**JOB**
Will you write out all the entries below exactly?

-- Start --

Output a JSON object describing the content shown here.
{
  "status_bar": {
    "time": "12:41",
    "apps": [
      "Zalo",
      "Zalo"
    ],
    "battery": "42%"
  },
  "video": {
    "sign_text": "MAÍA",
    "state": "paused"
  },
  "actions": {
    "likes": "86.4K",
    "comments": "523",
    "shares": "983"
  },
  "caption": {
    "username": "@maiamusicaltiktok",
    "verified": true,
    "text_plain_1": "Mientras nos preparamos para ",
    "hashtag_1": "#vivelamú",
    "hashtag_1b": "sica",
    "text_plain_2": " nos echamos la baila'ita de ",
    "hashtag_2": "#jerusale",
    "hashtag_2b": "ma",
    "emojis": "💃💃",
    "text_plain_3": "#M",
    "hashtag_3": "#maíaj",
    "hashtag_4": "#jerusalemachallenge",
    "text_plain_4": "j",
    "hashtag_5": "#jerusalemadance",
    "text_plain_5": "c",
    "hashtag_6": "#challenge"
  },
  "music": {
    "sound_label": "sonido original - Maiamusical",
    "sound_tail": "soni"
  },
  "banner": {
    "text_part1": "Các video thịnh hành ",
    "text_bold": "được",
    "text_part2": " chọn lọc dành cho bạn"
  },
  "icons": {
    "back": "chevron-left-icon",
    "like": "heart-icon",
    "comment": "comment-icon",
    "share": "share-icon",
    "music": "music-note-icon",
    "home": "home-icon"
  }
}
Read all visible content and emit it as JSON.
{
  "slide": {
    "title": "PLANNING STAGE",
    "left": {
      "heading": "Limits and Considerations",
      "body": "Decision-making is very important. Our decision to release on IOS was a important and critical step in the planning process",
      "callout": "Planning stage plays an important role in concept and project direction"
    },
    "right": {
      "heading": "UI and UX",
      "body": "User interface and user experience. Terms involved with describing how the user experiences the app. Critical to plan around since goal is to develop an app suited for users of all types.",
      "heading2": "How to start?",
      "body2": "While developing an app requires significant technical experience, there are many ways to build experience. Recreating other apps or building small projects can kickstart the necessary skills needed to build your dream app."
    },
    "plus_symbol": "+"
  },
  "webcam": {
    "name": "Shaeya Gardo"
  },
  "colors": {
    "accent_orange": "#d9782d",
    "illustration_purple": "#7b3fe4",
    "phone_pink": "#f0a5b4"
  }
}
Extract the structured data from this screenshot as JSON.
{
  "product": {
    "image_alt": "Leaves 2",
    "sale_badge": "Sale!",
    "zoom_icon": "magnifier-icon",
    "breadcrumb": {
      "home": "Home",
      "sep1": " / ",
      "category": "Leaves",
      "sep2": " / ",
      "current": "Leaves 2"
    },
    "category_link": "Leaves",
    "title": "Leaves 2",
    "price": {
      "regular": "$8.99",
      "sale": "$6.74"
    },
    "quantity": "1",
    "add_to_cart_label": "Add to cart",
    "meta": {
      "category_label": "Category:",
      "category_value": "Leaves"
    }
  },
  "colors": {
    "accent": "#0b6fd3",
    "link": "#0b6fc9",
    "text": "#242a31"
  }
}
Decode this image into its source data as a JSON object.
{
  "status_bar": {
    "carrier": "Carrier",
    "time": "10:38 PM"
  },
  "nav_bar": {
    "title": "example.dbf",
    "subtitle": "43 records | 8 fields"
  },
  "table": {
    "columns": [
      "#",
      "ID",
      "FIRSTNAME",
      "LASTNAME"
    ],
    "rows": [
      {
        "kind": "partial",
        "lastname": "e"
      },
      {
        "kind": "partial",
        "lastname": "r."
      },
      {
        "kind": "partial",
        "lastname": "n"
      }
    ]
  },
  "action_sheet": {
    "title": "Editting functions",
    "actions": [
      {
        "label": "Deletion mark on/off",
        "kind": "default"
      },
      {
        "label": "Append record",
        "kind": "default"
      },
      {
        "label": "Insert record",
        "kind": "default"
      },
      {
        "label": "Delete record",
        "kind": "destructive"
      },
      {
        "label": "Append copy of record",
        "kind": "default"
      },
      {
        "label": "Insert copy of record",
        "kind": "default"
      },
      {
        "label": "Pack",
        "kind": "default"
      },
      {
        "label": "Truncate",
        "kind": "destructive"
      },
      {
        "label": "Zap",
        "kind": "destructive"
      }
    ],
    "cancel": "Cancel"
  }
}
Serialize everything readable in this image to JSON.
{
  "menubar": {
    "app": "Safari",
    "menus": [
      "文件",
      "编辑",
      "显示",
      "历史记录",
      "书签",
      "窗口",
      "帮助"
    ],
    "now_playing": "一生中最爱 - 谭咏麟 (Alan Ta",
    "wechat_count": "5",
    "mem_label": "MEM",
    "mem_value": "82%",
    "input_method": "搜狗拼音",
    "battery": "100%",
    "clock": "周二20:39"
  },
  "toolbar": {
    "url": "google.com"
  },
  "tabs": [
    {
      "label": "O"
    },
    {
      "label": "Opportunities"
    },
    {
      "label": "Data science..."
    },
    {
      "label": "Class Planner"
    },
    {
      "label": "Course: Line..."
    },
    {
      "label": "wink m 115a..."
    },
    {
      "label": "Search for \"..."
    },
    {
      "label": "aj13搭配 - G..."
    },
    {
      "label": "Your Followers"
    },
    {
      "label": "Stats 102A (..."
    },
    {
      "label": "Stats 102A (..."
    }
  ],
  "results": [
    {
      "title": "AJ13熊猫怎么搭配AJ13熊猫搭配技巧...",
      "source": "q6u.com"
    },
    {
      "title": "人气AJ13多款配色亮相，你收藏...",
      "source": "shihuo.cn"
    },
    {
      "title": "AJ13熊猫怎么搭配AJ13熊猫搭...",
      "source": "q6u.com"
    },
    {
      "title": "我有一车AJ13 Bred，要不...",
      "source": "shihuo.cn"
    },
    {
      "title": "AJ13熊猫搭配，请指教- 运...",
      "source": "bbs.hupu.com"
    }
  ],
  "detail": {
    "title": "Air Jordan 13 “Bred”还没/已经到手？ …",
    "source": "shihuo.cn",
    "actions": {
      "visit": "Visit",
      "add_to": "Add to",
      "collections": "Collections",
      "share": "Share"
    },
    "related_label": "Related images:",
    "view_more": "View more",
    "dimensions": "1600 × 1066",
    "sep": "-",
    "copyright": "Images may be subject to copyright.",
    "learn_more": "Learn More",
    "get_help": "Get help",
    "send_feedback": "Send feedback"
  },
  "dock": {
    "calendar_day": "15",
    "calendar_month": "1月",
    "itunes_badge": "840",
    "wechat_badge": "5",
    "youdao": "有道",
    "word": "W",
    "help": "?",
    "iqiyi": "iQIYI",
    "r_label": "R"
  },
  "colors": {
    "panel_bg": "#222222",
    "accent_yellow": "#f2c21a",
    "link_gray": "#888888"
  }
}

-- End --

**SOLUTION BELOW**
Output a JSON object describing the content shown here.
{
  "status_bar": {
    "time": "12:41",
    "apps": [
      "Zalo",
      "Zalo"
    ],
    "battery": "42%"
  },
  "video": {
    "sign_text": "MAÍA",
    "state": "paused"
  },
  "actions": {
    "likes": "86.4K",
    "comments": "523",
    "shares": "983"
  },
  "caption": {
    "username": "@maiamusicaltiktok",
    "verified": true,
    "text_plain_1": "Mientras nos preparamos para ",
    "hashtag_1": "#vivelamú",
    "hashtag_1b": "sica",
    "text_plain_2": " nos echamos la baila'ita de ",
    "hashtag_2": "#jerusale",
    "hashtag_2b": "ma",
    "emojis": "💃💃",
    "text_plain_3": "#M",
    "hashtag_3": "#maíaj",
    "hashtag_4": "#jerusalemachallenge",
    "text_plain_4": "j",
    "hashtag_5": "#jerusalemadance",
    "text_plain_5": "c",
    "hashtag_6": "#challenge"
  },
  "music": {
    "sound_label": "sonido original - Maiamusical",
    "sound_tail": "soni"
  },
  "banner": {
    "text_part1": "Các video thịnh hành ",
    "text_bold": "được",
    "text_part2": " chọn lọc dành cho bạn"
  },
  "icons": {
    "back": "chevron-left-icon",
    "like": "heart-icon",
    "comment": "comment-icon",
    "share": "share-icon",
    "music": "music-note-icon",
    "home": "home-icon"
  }
}
Read all visible content and emit it as JSON.
{
  "slide": {
    "title": "PLANNING STAGE",
    "left": {
      "heading": "Limits and Considerations",
      "body": "Decision-making is very important. Our decision to release on IOS was a important and critical step in the planning process",
      "callout": "Planning stage plays an important role in concept and project direction"
    },
    "right": {
      "heading": "UI and UX",
      "body": "User interface and user experience. Terms involved with describing how the user experiences the app. Critical to plan around since goal is to develop an app suited for users of all types.",
      "heading2": "How to start?",
      "body2": "While developing an app requires significant technical experience, there are many ways to build experience. Recreating other apps or building small projects can kickstart the necessary skills needed to build your dream app."
    },
    "plus_symbol": "+"
  },
  "webcam": {
    "name": "Shaeya Gardo"
  },
  "colors": {
    "accent_orange": "#d9782d",
    "illustration_purple": "#7b3fe4",
    "phone_pink": "#f0a5b4"
  }
}
Extract the structured data from this screenshot as JSON.
{
  "product": {
    "image_alt": "Leaves 2",
    "sale_badge": "Sale!",
    "zoom_icon": "magnifier-icon",
    "breadcrumb": {
      "home": "Home",
      "sep1": " / ",
      "category": "Leaves",
      "sep2": " / ",
      "current": "Leaves 2"
    },
    "category_link": "Leaves",
    "title": "Leaves 2",
    "price": {
      "regular": "$8.99",
      "sale": "$6.74"
    },
    "quantity": "1",
    "add_to_cart_label": "Add to cart",
    "meta": {
      "category_label": "Category:",
      "category_value": "Leaves"
    }
  },
  "colors": {
    "accent": "#0b6fd3",
    "link": "#0b6fc9",
    "text": "#242a31"
  }
}
Decode this image into its source data as a JSON object.
{
  "status_bar": {
    "carrier": "Carrier",
    "time": "10:38 PM"
  },
  "nav_bar": {
    "title": "example.dbf",
    "subtitle": "43 records | 8 fields"
  },
  "table": {
    "columns": [
      "#",
      "ID",
      "FIRSTNAME",
      "LASTNAME"
    ],
    "rows": [
      {
        "kind": "partial",
        "lastname": "e"
      },
      {
        "kind": "partial",
        "lastname": "r."
      },
      {
        "kind": "partial",
        "lastname": "n"
      }
    ]
  },
  "action_sheet": {
    "title": "Editting functions",
    "actions": [
      {
        "label": "Deletion mark on/off",
        "kind": "default"
      },
      {
        "label": "Append record",
        "kind": "default"
      },
      {
        "label": "Insert record",
        "kind": "default"
      },
      {
        "label": "Delete record",
        "kind": "destructive"
      },
      {
        "label": "Append copy of record",
        "kind": "default"
      },
      {
        "label": "Insert copy of record",
        "kind": "default"
      },
      {
        "label": "Pack",
        "kind": "default"
      },
      {
        "label": "Truncate",
        "kind": "destructive"
      },
      {
        "label": "Zap",
        "kind": "destructive"
      }
    ],
    "cancel": "Cancel"
  }
}
Serialize everything readable in this image to JSON.
{
  "menubar": {
    "app": "Safari",
    "menus": [
      "文件",
      "编辑",
      "显示",
      "历史记录",
      "书签",
      "窗口",
      "帮助"
    ],
    "now_playing": "一生中最爱 - 谭咏麟 (Alan Ta",
    "wechat_count": "5",
    "mem_label": "MEM",
    "mem_value": "82%",
    "input_method": "搜狗拼音",
    "battery": "100%",
    "clock": "周二20:39"
  },
  "toolbar": {
    "url": "google.com"
  },
  "tabs": [
    {
      "label": "O"
    },
    {
      "label": "Opportunities"
    },
    {
      "label": "Data science..."
    },
    {
      "label": "Class Planner"
    },
    {
      "label": "Course: Line..."
    },
    {
      "label": "wink m 115a..."
    },
    {
      "label": "Search for \"..."
    },
    {
      "label": "aj13搭配 - G..."
    },
    {
      "label": "Your Followers"
    },
    {
      "label": "Stats 102A (..."
    },
    {
      "label": "Stats 102A (..."
    }
  ],
  "results": [
    {
      "title": "AJ13熊猫怎么搭配AJ13熊猫搭配技巧...",
      "source": "q6u.com"
    },
    {
      "title": "人气AJ13多款配色亮相，你收藏...",
      "source": "shihuo.cn"
    },
    {
      "title": "AJ13熊猫怎么搭配AJ13熊猫搭...",
      "source": "q6u.com"
    },
    {
      "title": "我有一车AJ13 Bred，要不...",
      "source": "shihuo.cn"
    },
    {
      "title": "AJ13熊猫搭配，请指教- 运...",
      "source": "bbs.hupu.com"
    }
  ],
  "detail": {
    "title": "Air Jordan 13 “Bred”还没/已经到手？ …",
    "source": "shihuo.cn",
    "actions": {
      "visit": "Visit",
      "add_to": "Add to",
      "collections": "Collections",
      "share": "Share"
    },
    "related_label": "Related images:",
    "view_more": "View more",
    "dimensions": "1600 × 1066",
    "sep": "-",
    "copyright": "Images may be subject to copyright.",
    "learn_more": "Learn More",
    "get_help": "Get help",
    "send_feedback": "Send feedback"
  },
  "dock": {
    "calendar_day": "15",
    "calendar_month": "1月",
    "itunes_badge": "840",
    "wechat_badge": "5",
    "youdao": "有道",
    "word": "W",
    "help": "?",
    "iqiyi": "iQIYI",
    "r_label": "R"
  },
  "colors": {
    "panel_bg": "#222222",
    "accent_yellow": "#f2c21a",
    "link_gray": "#888888"
  }
}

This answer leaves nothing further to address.